> **Exercise aim**: Restate every line of the material, word for word.

> **Data lines**:
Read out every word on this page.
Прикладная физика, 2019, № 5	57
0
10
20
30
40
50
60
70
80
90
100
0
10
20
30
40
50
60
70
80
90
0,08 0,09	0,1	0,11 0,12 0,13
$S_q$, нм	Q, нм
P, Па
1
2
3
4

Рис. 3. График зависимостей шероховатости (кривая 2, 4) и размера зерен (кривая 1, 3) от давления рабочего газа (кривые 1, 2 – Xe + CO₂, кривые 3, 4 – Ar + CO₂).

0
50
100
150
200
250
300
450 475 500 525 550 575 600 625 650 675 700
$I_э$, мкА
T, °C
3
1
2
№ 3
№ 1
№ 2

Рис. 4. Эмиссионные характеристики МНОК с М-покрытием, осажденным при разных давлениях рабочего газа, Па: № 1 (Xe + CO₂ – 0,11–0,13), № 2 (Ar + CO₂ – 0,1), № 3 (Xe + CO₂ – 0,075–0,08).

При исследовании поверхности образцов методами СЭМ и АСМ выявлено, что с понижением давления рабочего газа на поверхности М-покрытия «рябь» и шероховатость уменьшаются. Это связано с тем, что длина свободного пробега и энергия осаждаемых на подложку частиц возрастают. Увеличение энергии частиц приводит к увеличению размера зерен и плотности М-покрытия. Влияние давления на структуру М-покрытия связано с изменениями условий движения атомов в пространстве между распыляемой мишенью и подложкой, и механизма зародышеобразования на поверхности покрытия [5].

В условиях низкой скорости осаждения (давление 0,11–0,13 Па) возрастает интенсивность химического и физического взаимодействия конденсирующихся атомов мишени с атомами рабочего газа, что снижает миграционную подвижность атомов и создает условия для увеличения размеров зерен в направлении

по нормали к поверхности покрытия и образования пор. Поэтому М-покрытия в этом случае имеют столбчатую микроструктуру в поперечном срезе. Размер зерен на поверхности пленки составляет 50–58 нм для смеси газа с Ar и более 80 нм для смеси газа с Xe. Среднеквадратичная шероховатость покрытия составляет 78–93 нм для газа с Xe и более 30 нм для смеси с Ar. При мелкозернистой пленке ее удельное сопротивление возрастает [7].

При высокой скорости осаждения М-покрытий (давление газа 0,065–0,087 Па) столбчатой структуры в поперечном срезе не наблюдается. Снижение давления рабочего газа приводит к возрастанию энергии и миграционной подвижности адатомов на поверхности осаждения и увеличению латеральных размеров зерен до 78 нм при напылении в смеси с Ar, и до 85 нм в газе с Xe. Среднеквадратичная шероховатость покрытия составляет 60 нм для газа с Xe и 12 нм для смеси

> **Reply to the exercise**:
Read out every word on this page.
Прикладная физика, 2019, № 5	57
0
10
20
30
40
50
60
70
80
90
100
0
10
20
30
40
50
60
70
80
90
0,08 0,09	0,1	0,11 0,12 0,13
$S_q$, нм	Q, нм
P, Па
1
2
3
4

Рис. 3. График зависимостей шероховатости (кривая 2, 4) и размера зерен (кривая 1, 3) от давления рабочего газа (кривые 1, 2 – Xe + CO₂, кривые 3, 4 – Ar + CO₂).

0
50
100
150
200
250
300
450 475 500 525 550 575 600 625 650 675 700
$I_э$, мкА
T, °C
3
1
2
№ 3
№ 1
№ 2

Рис. 4. Эмиссионные характеристики МНОК с М-покрытием, осажденным при разных давлениях рабочего газа, Па: № 1 (Xe + CO₂ – 0,11–0,13), № 2 (Ar + CO₂ – 0,1), № 3 (Xe + CO₂ – 0,075–0,08).

При исследовании поверхности образцов методами СЭМ и АСМ выявлено, что с понижением давления рабочего газа на поверхности М-покрытия «рябь» и шероховатость уменьшаются. Это связано с тем, что длина свободного пробега и энергия осаждаемых на подложку частиц возрастают. Увеличение энергии частиц приводит к увеличению размера зерен и плотности М-покрытия. Влияние давления на структуру М-покрытия связано с изменениями условий движения атомов в пространстве между распыляемой мишенью и подложкой, и механизма зародышеобразования на поверхности покрытия [5].

В условиях низкой скорости осаждения (давление 0,11–0,13 Па) возрастает интенсивность химического и физического взаимодействия конденсирующихся атомов мишени с атомами рабочего газа, что снижает миграционную подвижность атомов и создает условия для увеличения размеров зерен в направлении

по нормали к поверхности покрытия и образования пор. Поэтому М-покрытия в этом случае имеют столбчатую микроструктуру в поперечном срезе. Размер зерен на поверхности пленки составляет 50–58 нм для смеси газа с Ar и более 80 нм для смеси газа с Xe. Среднеквадратичная шероховатость покрытия составляет 78–93 нм для газа с Xe и более 30 нм для смеси с Ar. При мелкозернистой пленке ее удельное сопротивление возрастает [7].

При высокой скорости осаждения М-покрытий (давление газа 0,065–0,087 Па) столбчатой структуры в поперечном срезе не наблюдается. Снижение давления рабочего газа приводит к возрастанию энергии и миграционной подвижности адатомов на поверхности осаждения и увеличению латеральных размеров зерен до 78 нм при напылении в смеси с Ar, и до 85 нм в газе с Xe. Среднеквадратичная шероховатость покрытия составляет 60 нм для газа с Xe и 12 нм для смеси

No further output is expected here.